◆ **TASK TO CARRY OUT**
Reproduce, word for word, the section of the BCB After Dark post that begins with the words containing "BCB After Dark is" and ends with "into the afternoon.".

◆ **DOCUMENT**
--------

The late-night/early-morning spot for Cubs fans asks if Nick Madrigal can play third base for the Cubs

Chicago Cubs v Toronto Blue Jays Photo by Cole Burston/Getty Images

Welcome back to a special Valentine’s Day edition of BCB After Dark, the secret hideaway for night owls, early risers, new parents and Cubs fans abroad. Honestly, our Valentine’s Day special is pretty much the same thing we do every Tuesday night. But if you want to share it with your loved one, we won’t mind. Come on in out of the cold. We can take your hat and coat. There’s no cover charge. Bring your own beverage.

BCB After Dark is the place for you to talk baseball, music, movies, or anything else you need to get off your chest, as long as it is within the rules of the site. The late-nighters are encouraged to get the party started, but everyone else is invited to join in as you wake up the next morning and into the afternoon.

Last night, I asked who you thought would be batting leadoff for the Cubs in 2023. Because it seems unlikely that the Cubs will have one regular leadoff hitter like Dexter Fowler was in 2015-16, the question specifically was who would get the most plate appearances in the leadoff spot. In the end, it wasn’t much of a contest for you as 67 percent said that it would be Nico Hoerner. Ian Happ was a distant second with nine percent of the vote.

Here’s the part where I talk about jazz and movies. You’re free to skip ahead to the baseball question at the end. You won’t hurt my feelings.

It’s Burt Bacharach week here at BCB After Dark as we celebrate the noted American songwriter after his passing at age 94 last week. Tonight we have Rahsaan Roland Kirk playing “I Say A Little Prayer,” which had been a big hit for both Dionne Warwick and Aretha Franklin. Kirk’s version was far too weird for the charts—he’s playing a alto and a soprano saxophone at the same time, for example—but that’s par for the course for Kirk. He sometimes played instruments with his nose. But the one thing that Kirk does that neither Warwick nor Franklin did was make it clear that the song was about the Vietnam War. Lyricist Hal David intended the song to be about a woman worrying about her boyfriend or husband serving in Vietnam, but David kept that meaning oblique so as not to freak out any radio program directors worried about controversy. Kirk obviously had no concerns and made it clear that the song was about the war, even if he didn’t use any of David’s lyrics.

--------

◆ **EXTRACTED DATA**

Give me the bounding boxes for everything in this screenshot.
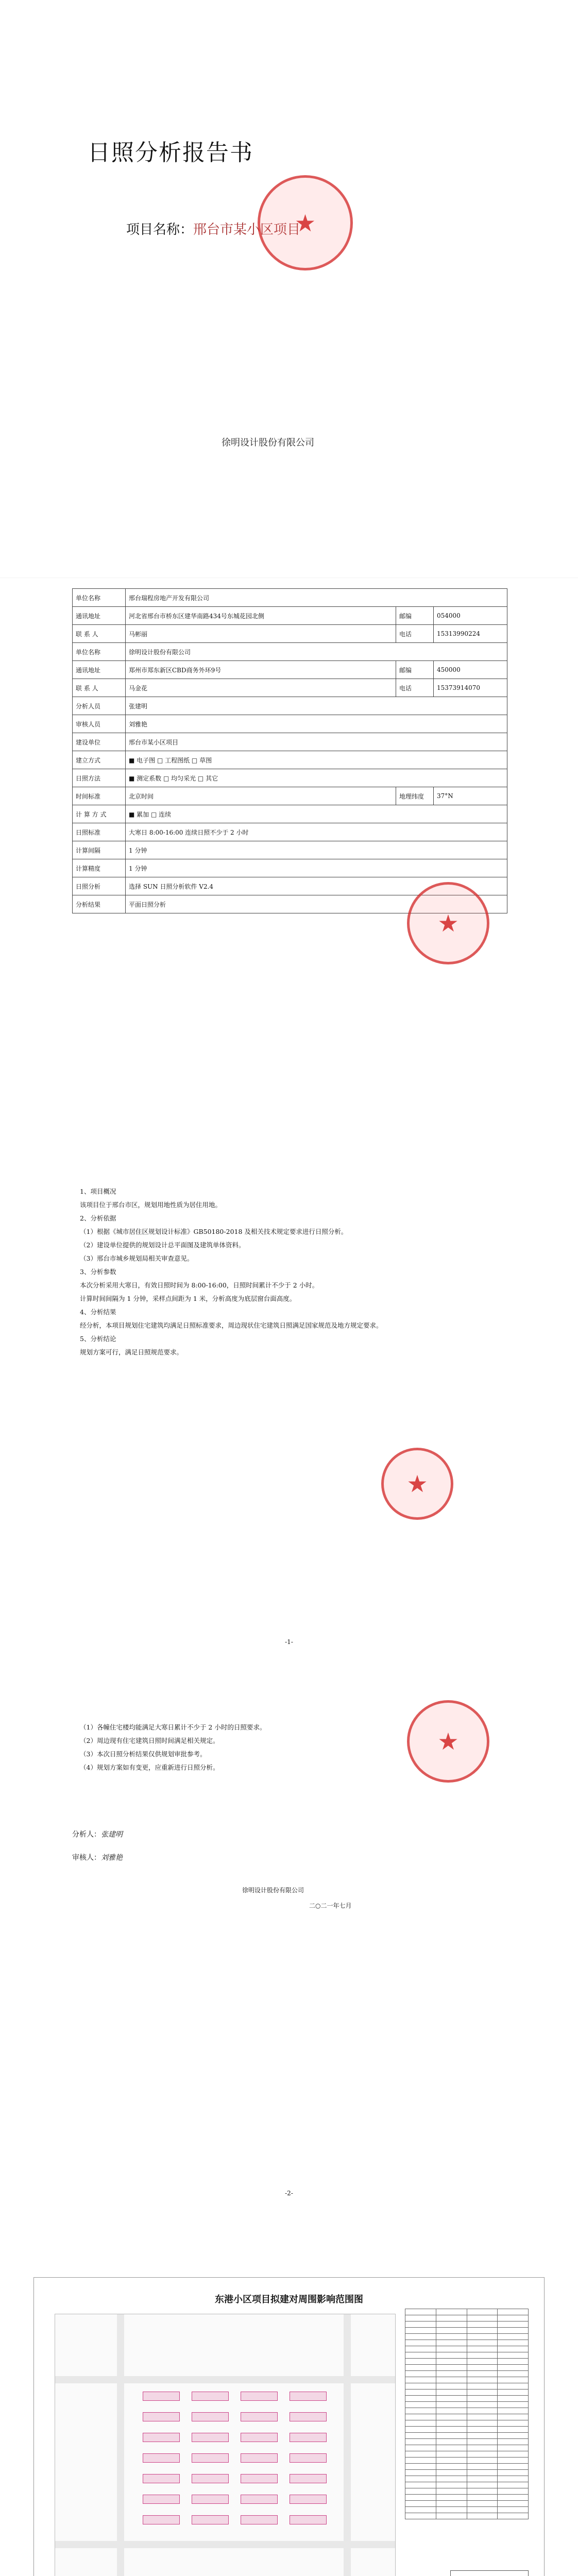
info-value: 选择 SUN 日照分析软件 V2.4 — [126, 877, 507, 895]
info-label-2: 电话 — [396, 625, 434, 643]
info-row — [73, 697, 507, 715]
cover-page — [0, 0, 578, 577]
info-value: 郑州市郑东新区CBD商务外环9号 — [126, 661, 396, 679]
info-label: 日照分析 — [73, 877, 126, 895]
info-value: ■ 电子图 □ 工程图纸 □ 草图 — [126, 751, 507, 769]
seal-star-icon: ★ — [437, 1727, 459, 1755]
info-value-2: 37°N — [434, 787, 507, 805]
info-label: 单位名称 — [73, 643, 126, 661]
info-row — [73, 859, 507, 877]
info-label-2: 邮编 — [396, 661, 434, 679]
info-label: 计 算 方 式 — [73, 805, 126, 823]
building-block — [290, 2474, 327, 2483]
info-label: 分析人员 — [73, 697, 126, 715]
paragraph: （2）建设单位提供的规划设计总平面图及建筑单体资料。 — [80, 1241, 245, 1249]
info-label: 建立方式 — [73, 751, 126, 769]
site-plan — [55, 2314, 396, 2576]
building-block — [192, 2495, 229, 2504]
paragraph: （1）根据《城市居住区规划设计标准》GB50180-2018 及相关技术规定要求进行日照分析。 — [80, 1228, 348, 1235]
building-block — [192, 2474, 229, 2483]
building-block — [241, 2412, 278, 2421]
paragraph: （4）规划方案如有变更，应重新进行日照分析。 — [80, 1764, 219, 1771]
info-row — [73, 805, 507, 823]
info-value: 北京时间 — [126, 787, 396, 805]
conclusion-seal — [407, 1700, 489, 1783]
paragraph: 规划方案可行，满足日照规范要求。 — [80, 1348, 183, 1356]
info-value: 邢台瑞程房地产开发有限公司 — [126, 589, 507, 607]
analyst-signature: 分析人：张建明 — [72, 1831, 123, 1839]
report-title: 日照分析报告书 — [88, 140, 253, 166]
info-value-2: 450000 — [434, 661, 507, 679]
page-number: -2- — [285, 2190, 293, 2197]
building-block — [290, 2392, 327, 2401]
reviewer-signature: 审核人：刘雅艳 — [72, 1854, 123, 1862]
paragraph: 经分析，本项目规划住宅建筑均满足日照标准要求，周边现状住宅建筑日照满足国家规范及地方规定要求。 — [80, 1321, 383, 1329]
building-block — [290, 2412, 327, 2421]
paragraph: （3）本次日照分析结果仅供规划审批参考。 — [80, 1750, 207, 1758]
info-row — [73, 733, 507, 751]
drawing-legend — [405, 2309, 529, 2576]
company-signature: 徐明设计股份有限公司 — [242, 1887, 304, 1894]
info-label: 通讯地址 — [73, 607, 126, 625]
building-block — [143, 2392, 180, 2401]
info-label: 单位名称 — [73, 589, 126, 607]
paragraph: 该项目位于邢台市区，规划用地性质为居住用地。 — [80, 1201, 222, 1209]
building-block — [143, 2412, 180, 2421]
seal-star-icon: ★ — [406, 1470, 428, 1498]
info-label: 分析结果 — [73, 895, 126, 913]
building-block — [192, 2515, 229, 2524]
info-value: 刘雅艳 — [126, 715, 507, 733]
building-block — [192, 2433, 229, 2442]
info-page — [0, 578, 578, 1093]
building-block — [241, 2474, 278, 2483]
building-block — [290, 2453, 327, 2463]
seal-star-icon: ★ — [294, 209, 316, 237]
info-label: 时间标准 — [73, 787, 126, 805]
building-block — [192, 2453, 229, 2463]
building-block — [143, 2453, 180, 2463]
info-row — [73, 787, 507, 805]
info-row — [73, 841, 507, 859]
text-page-2 — [0, 1685, 578, 2215]
building-block — [192, 2392, 229, 2401]
info-value: ■ 累加 □ 连续 — [126, 805, 507, 823]
info-label: 联 系 人 — [73, 625, 126, 643]
info-value: 河北省邢台市桥东区建华南路434号东城花园北侧 — [126, 607, 396, 625]
info-value: 大寒日 8:00-16:00 连续日照不少于 2 小时 — [126, 823, 507, 841]
drawing-impact-range — [33, 2277, 545, 2576]
paragraph: （3）邢台市城乡规划局相关审查意见。 — [80, 1255, 194, 1262]
building-block — [241, 2433, 278, 2442]
info-value: ■ 测定系数 □ 均匀采光 □ 其它 — [126, 769, 507, 787]
info-row — [73, 661, 507, 679]
paragraph: 本次分析采用大寒日，有效日照时间为 8:00-16:00，日照时间累计不少于 2 小时。 — [80, 1281, 319, 1289]
paragraph: （1）各幢住宅楼均能满足大寒日累计不少于 2 小时的日照要求。 — [80, 1723, 266, 1731]
road — [117, 2314, 124, 2576]
info-row — [73, 679, 507, 697]
company-name: 徐明设计股份有限公司 — [222, 437, 314, 448]
paragraph: （2）周边现有住宅建筑日照时间满足相关规定。 — [80, 1737, 219, 1744]
drawing-title: 东港小区项目拟建对周围影响范围图 — [215, 2294, 363, 2305]
info-label: 计算间隔 — [73, 841, 126, 859]
text-page-1 — [0, 1149, 578, 1680]
seal-star-icon: ★ — [437, 909, 459, 937]
project-value: 邢台市某小区项目 — [193, 222, 301, 238]
info-label-2: 电话 — [396, 679, 434, 697]
info-row — [73, 625, 507, 643]
paragraph: 5、分析结论 — [80, 1335, 116, 1343]
paragraph: 1、项目概况 — [80, 1188, 116, 1195]
approval-seal — [407, 882, 489, 964]
info-value: 马金花 — [126, 679, 396, 697]
building-block — [143, 2474, 180, 2483]
info-value: 邢台市某小区项目 — [126, 733, 507, 751]
info-value: 1 分钟 — [126, 859, 507, 877]
info-row — [73, 607, 507, 625]
info-label: 建设单位 — [73, 733, 126, 751]
building-block — [241, 2515, 278, 2524]
road — [344, 2314, 351, 2576]
info-label-2: 地理纬度 — [396, 787, 434, 805]
building-block — [143, 2433, 180, 2442]
info-value-2: 054000 — [434, 607, 507, 625]
info-row — [73, 751, 507, 769]
info-value: 马彬丽 — [126, 625, 396, 643]
info-row — [73, 715, 507, 733]
info-table — [72, 588, 507, 913]
building-block — [241, 2495, 278, 2504]
info-label: 联 系 人 — [73, 679, 126, 697]
info-value: 徐明设计股份有限公司 — [126, 643, 507, 661]
text-seal — [381, 1448, 453, 1520]
report-date: 二○二一年七月 — [309, 1902, 352, 1909]
info-label-2: 邮编 — [396, 607, 434, 625]
building-block — [290, 2433, 327, 2442]
paragraph: 3、分析参数 — [80, 1268, 116, 1276]
project-label: 项目名称： — [126, 222, 194, 238]
building-block — [241, 2392, 278, 2401]
info-value-2: 15313990224 — [434, 625, 507, 643]
info-row — [73, 769, 507, 787]
info-row — [73, 823, 507, 841]
info-label: 计算精度 — [73, 859, 126, 877]
info-row — [73, 589, 507, 607]
building-block — [290, 2515, 327, 2524]
paragraph: 计算时间间隔为 1 分钟，采样点间距为 1 米，分析高度为底层窗台面高度。 — [80, 1295, 296, 1302]
info-label: 审核人员 — [73, 715, 126, 733]
info-label: 通讯地址 — [73, 661, 126, 679]
info-value: 张建明 — [126, 697, 507, 715]
info-row — [73, 643, 507, 661]
info-value: 1 分钟 — [126, 841, 507, 859]
building-block — [241, 2453, 278, 2463]
company-seal — [258, 175, 353, 270]
info-value-2: 15373914070 — [434, 679, 507, 697]
paragraph: 2、分析依据 — [80, 1214, 116, 1222]
text-body — [67, 1185, 510, 1359]
info-label: 日照标准 — [73, 823, 126, 841]
building-block — [143, 2495, 180, 2504]
page-number: -1- — [285, 1638, 293, 1646]
building-block — [290, 2495, 327, 2504]
building-block — [143, 2515, 180, 2524]
info-label: 日照方法 — [73, 769, 126, 787]
title-block-logo — [450, 2570, 529, 2576]
paragraph: 4、分析结果 — [80, 1308, 116, 1316]
info-value: 平面日照分析 — [126, 895, 507, 913]
building-block — [192, 2412, 229, 2421]
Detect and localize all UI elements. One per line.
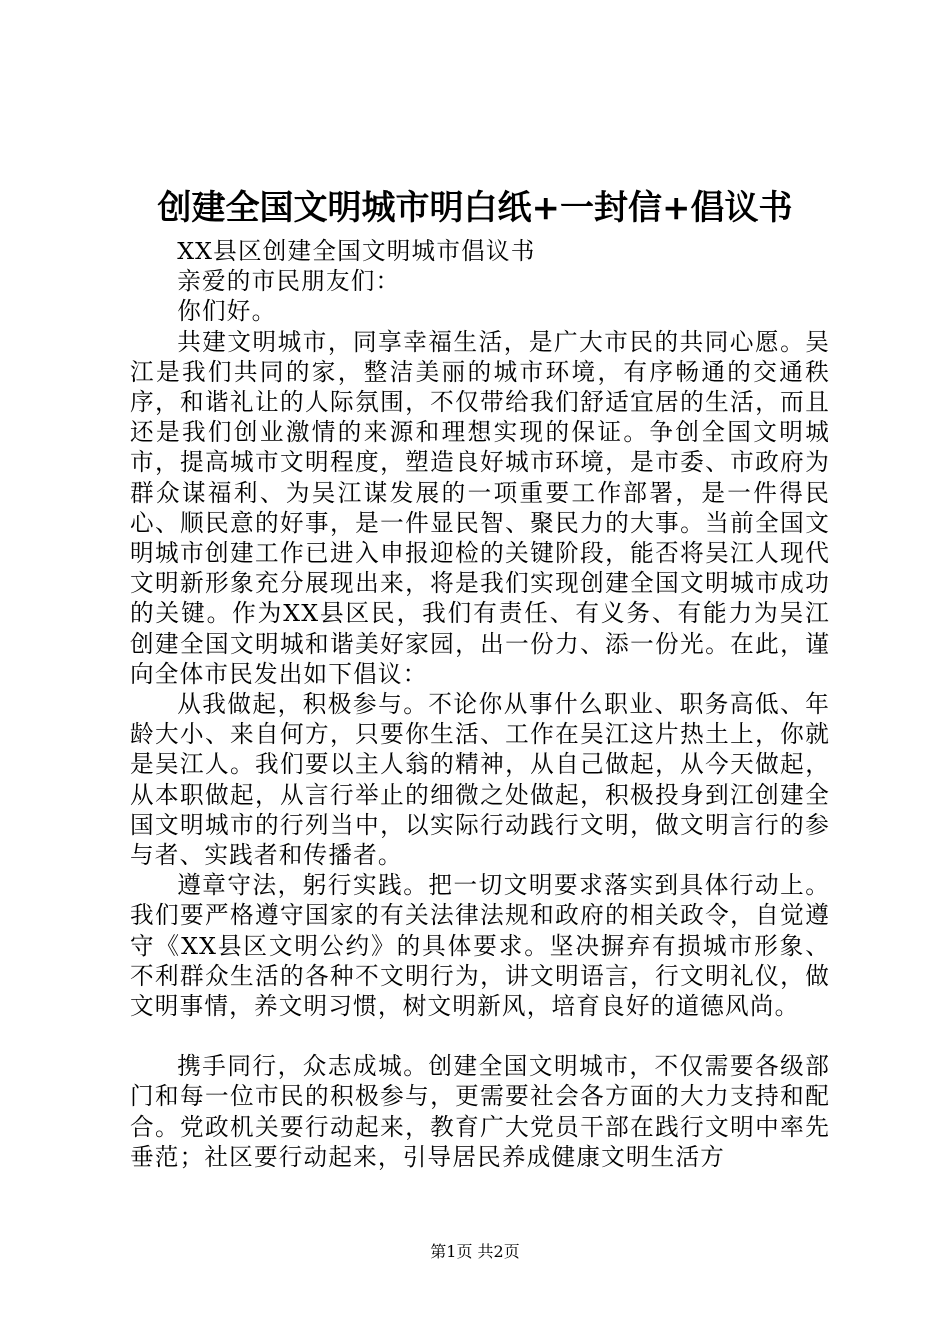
body-paragraph: 从我做起，积极参与。不论你从事什么职业、职务高低、年龄大小、来自何方，只要你生活、工作在吴江这片热土上，你就是吴江人。我们要以主人翁的精神，从自己做起，从今天做起，从本职做起，从言行举止的细微之处做起，积极投身到江创建全国文明城市的行列当中，以实际行动践行文明，做文明言行的参与者、实践者和传播者。 (130, 690, 830, 870)
page-number-footer: 第1页 共2页 (430, 1242, 520, 1261)
body-paragraph-heading: XX县区创建全国文明城市倡议书 (177, 237, 536, 265)
body-paragraph: 共建文明城市，同享幸福生活，是广大市民的共同心愿。吴江是我们共同的家，整洁美丽的城市环境，有序畅通的交通秩序，和谐礼让的人际氛围，不仅带给我们舒适宜居的生活，而且还是我们创业激情的来源和理想实现的保证。争创全国文明城市，提高城市文明程度，塑造良好城市环境，是市委、市政府为群众谋福利、为吴江谋发展的一项重要工作部署，是一件得民心、顺民意的好事，是一件显民智、聚民力的大事。当前全国文明城市创建工作已进入申报迎检的关键阶段，能否将吴江人现代文明新形象充分展现出来，将是我们实现创建全国文明城市成功的关键。作为XX县区民，我们有责任、有义务、有能力为吴江创建全国文明城和谐美好家园，出一份力、添一份光。在此，谨向全体市民发出如下倡议： (130, 327, 830, 688)
body-paragraph: 携手同行，众志成城。创建全国文明城市，不仅需要各级部门和每一位市民的积极参与，更需要社会各方面的大力支持和配合。党政机关要行动起来，教育广大党员干部在践行文明中率先垂范；社区要行动起来，引导居民养成健康文明生活方 (130, 1052, 830, 1171)
body-paragraph-salutation: 亲爱的市民朋友们： (177, 267, 401, 296)
body-paragraph: 遵章守法，躬行实践。把一切文明要求落实到具体行动上。我们要严格遵守国家的有关法律法规和政府的相关政令，自觉遵守《XX县区文明公约》的具体要求。坚决摒弃有损城市形象、不利群众生活的各种不文明行为，讲文明语言，行文明礼仪，做文明事情，养文明习惯，树文明新风，培育良好的道德风尚。 (130, 871, 830, 1021)
document-body (130, 236, 830, 1172)
body-paragraph-greeting: 你们好。 (177, 297, 277, 326)
document-title: 创建全国文明城市明白纸+一封信+倡议书 (157, 188, 793, 228)
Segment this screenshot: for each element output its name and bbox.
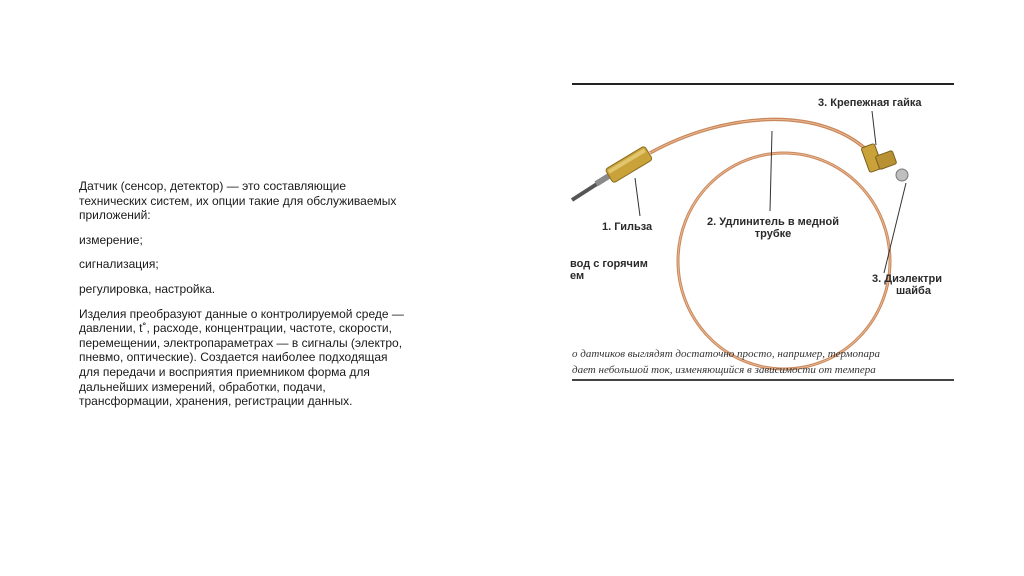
list-item-signaling: сигнализация; (79, 257, 159, 272)
label-sleeve: 1. Гильза (602, 221, 653, 233)
caption-line-1: о датчиков выглядят достаточно просто, например, термопара (572, 348, 881, 360)
intro-paragraph: Датчик (сенсор, детектор) — это составляющие технических систем, их опции такие для обслуживаемых приложений: (79, 179, 397, 223)
label-dielectric: 3. Диэлектри шайба (872, 273, 942, 297)
description-paragraph: Изделия преобразуют данные о контролируемой среде — давлении, t˚, расходе, концентрации, частоте, скорости, перемещении, электропараметрах — в сигналы (электро, пневмо, оптические). Создается наиболее подходящая для передачи и восприятия приемником форма для дальнейших измерений, обработки, подачи, трансформации, хранения, регистрации данных. (79, 306, 404, 409)
image-bottom-border (572, 379, 954, 381)
pointer-nut (872, 111, 876, 145)
copper-loop (678, 153, 890, 369)
label-hot-junction: вод с горячим ем (570, 258, 648, 282)
list-item-regulation: регулировка, настройка. (79, 281, 216, 296)
sleeve (605, 146, 653, 183)
mounting-nut (861, 143, 908, 181)
body-text (79, 179, 409, 419)
pointer-extension (770, 131, 772, 211)
thermocouple-image (572, 83, 954, 381)
caption-line-2: дает небольшой ток, изменяющийся в зависимости от темпера (572, 364, 876, 376)
label-extension: 2. Удлинитель в медной трубке (706, 216, 839, 240)
label-nut: 3. Крепежная гайка (818, 97, 922, 109)
pointer-sleeve (635, 178, 640, 216)
probe-tip (572, 182, 600, 200)
pointer-dielectric (884, 183, 906, 273)
list-item-measurement: измерение; (79, 232, 143, 247)
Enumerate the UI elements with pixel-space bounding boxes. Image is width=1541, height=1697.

--------

◆ **THE RESULT**
BCB After Dark is the place for you to talk baseball, music, movies, or anything else you need to get off your chest, as long as it is within the rules of the site. The late-nighters are encouraged to get the party started, but everyone else is invited to join in as you wake up the next morning and into the afternoon.